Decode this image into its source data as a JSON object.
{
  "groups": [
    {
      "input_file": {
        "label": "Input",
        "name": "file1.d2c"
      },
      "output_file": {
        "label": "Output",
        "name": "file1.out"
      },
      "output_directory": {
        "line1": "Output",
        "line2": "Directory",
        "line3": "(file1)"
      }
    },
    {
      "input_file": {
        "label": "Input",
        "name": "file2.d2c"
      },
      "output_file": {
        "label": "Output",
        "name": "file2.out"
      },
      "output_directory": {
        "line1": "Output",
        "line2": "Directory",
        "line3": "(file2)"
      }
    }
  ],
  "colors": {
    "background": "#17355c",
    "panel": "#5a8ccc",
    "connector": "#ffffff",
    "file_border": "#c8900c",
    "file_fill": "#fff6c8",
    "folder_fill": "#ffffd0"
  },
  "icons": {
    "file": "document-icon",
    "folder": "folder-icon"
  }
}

============

**Problem requirements**:
Give back all the data exactly as written.

**Result of the task**:
Decode this image into its source data as a JSON object.
{
  "groups": [
    {
      "input_file": {
        "label": "Input",
        "name": "file1.d2c"
      },
      "output_file": {
        "label": "Output",
        "name": "file1.out"
      },
      "output_directory": {
        "line1": "Output",
        "line2": "Directory",
        "line3": "(file1)"
      }
    },
    {
      "input_file": {
        "label": "Input",
        "name": "file2.d2c"
      },
      "output_file": {
        "label": "Output",
        "name": "file2.out"
      },
      "output_directory": {
        "line1": "Output",
        "line2": "Directory",
        "line3": "(file2)"
      }
    }
  ],
  "colors": {
    "background": "#17355c",
    "panel": "#5a8ccc",
    "connector": "#ffffff",
    "file_border": "#c8900c",
    "file_fill": "#fff6c8",
    "folder_fill": "#ffffd0"
  },
  "icons": {
    "file": "document-icon",
    "folder": "folder-icon"
  }
}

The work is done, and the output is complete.